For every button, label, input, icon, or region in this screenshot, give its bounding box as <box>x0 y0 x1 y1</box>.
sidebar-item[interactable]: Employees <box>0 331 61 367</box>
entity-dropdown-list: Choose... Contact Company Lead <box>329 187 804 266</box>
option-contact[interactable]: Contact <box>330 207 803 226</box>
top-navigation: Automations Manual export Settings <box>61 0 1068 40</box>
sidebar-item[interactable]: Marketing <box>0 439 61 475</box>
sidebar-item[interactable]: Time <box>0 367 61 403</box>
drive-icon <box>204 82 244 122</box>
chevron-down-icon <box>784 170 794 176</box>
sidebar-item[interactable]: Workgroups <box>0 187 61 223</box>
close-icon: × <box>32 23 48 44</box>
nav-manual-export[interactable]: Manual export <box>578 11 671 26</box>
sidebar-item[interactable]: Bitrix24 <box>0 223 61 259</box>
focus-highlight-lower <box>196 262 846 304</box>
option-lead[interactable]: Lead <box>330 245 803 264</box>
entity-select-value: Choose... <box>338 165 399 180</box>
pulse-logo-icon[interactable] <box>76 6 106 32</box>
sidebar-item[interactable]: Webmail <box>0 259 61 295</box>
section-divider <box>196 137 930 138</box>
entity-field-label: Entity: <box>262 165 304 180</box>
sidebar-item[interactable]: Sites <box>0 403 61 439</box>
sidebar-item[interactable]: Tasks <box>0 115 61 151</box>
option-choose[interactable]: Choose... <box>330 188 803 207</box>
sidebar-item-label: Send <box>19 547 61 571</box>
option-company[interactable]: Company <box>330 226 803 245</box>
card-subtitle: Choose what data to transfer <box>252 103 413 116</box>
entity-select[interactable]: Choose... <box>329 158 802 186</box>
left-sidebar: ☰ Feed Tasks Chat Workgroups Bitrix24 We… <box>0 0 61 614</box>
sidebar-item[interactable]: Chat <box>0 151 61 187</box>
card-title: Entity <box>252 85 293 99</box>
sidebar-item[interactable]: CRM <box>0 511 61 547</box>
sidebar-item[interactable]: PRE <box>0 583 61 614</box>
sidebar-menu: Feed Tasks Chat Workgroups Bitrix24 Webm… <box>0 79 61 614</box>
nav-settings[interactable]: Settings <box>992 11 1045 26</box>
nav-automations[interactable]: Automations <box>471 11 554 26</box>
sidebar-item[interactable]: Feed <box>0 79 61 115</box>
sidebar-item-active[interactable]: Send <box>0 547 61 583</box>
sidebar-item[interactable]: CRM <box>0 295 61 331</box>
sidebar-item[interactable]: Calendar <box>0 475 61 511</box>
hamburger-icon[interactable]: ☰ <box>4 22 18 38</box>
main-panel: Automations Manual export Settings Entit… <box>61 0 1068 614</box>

» **What this task involves**
Return every line of the entries above verbatim, in the same order and with every character unchanged.

» **Complete output**
For every button, label, input, icon, or region in this screenshot, give its bounding box as <box>x0 y0 x1 y1</box>.
sidebar-item[interactable]: Employees <box>0 331 61 367</box>
entity-dropdown-list: Choose... Contact Company Lead <box>329 187 804 266</box>
option-contact[interactable]: Contact <box>330 207 803 226</box>
top-navigation: Automations Manual export Settings <box>61 0 1068 40</box>
sidebar-item[interactable]: Marketing <box>0 439 61 475</box>
sidebar-item[interactable]: Time <box>0 367 61 403</box>
drive-icon <box>204 82 244 122</box>
chevron-down-icon <box>784 170 794 176</box>
sidebar-item[interactable]: Workgroups <box>0 187 61 223</box>
close-icon: × <box>32 23 48 44</box>
nav-manual-export[interactable]: Manual export <box>578 11 671 26</box>
sidebar-item[interactable]: Bitrix24 <box>0 223 61 259</box>
focus-highlight-lower <box>196 262 846 304</box>
option-lead[interactable]: Lead <box>330 245 803 264</box>
entity-select-value: Choose... <box>338 165 399 180</box>
pulse-logo-icon[interactable] <box>76 6 106 32</box>
sidebar-item[interactable]: Webmail <box>0 259 61 295</box>
section-divider <box>196 137 930 138</box>
entity-field-label: Entity: <box>262 165 304 180</box>
sidebar-item[interactable]: Sites <box>0 403 61 439</box>
sidebar-item[interactable]: Tasks <box>0 115 61 151</box>
option-choose[interactable]: Choose... <box>330 188 803 207</box>
sidebar-item-label: Send <box>19 547 61 571</box>
option-company[interactable]: Company <box>330 226 803 245</box>
card-subtitle: Choose what data to transfer <box>252 103 413 116</box>
entity-select[interactable]: Choose... <box>329 158 802 186</box>
left-sidebar: ☰ Feed Tasks Chat Workgroups Bitrix24 We… <box>0 0 61 614</box>
sidebar-item[interactable]: Chat <box>0 151 61 187</box>
card-title: Entity <box>252 85 293 99</box>
sidebar-item[interactable]: CRM <box>0 511 61 547</box>
sidebar-item[interactable]: PRE <box>0 583 61 614</box>
sidebar-menu: Feed Tasks Chat Workgroups Bitrix24 Webm… <box>0 79 61 614</box>
nav-settings[interactable]: Settings <box>992 11 1045 26</box>
nav-automations[interactable]: Automations <box>471 11 554 26</box>
sidebar-item[interactable]: Feed <box>0 79 61 115</box>
sidebar-item-active[interactable]: Send <box>0 547 61 583</box>
sidebar-item[interactable]: CRM <box>0 295 61 331</box>
sidebar-item[interactable]: Calendar <box>0 475 61 511</box>
hamburger-icon[interactable]: ☰ <box>4 22 18 38</box>
main-panel: Automations Manual export Settings Entit… <box>61 0 1068 614</box>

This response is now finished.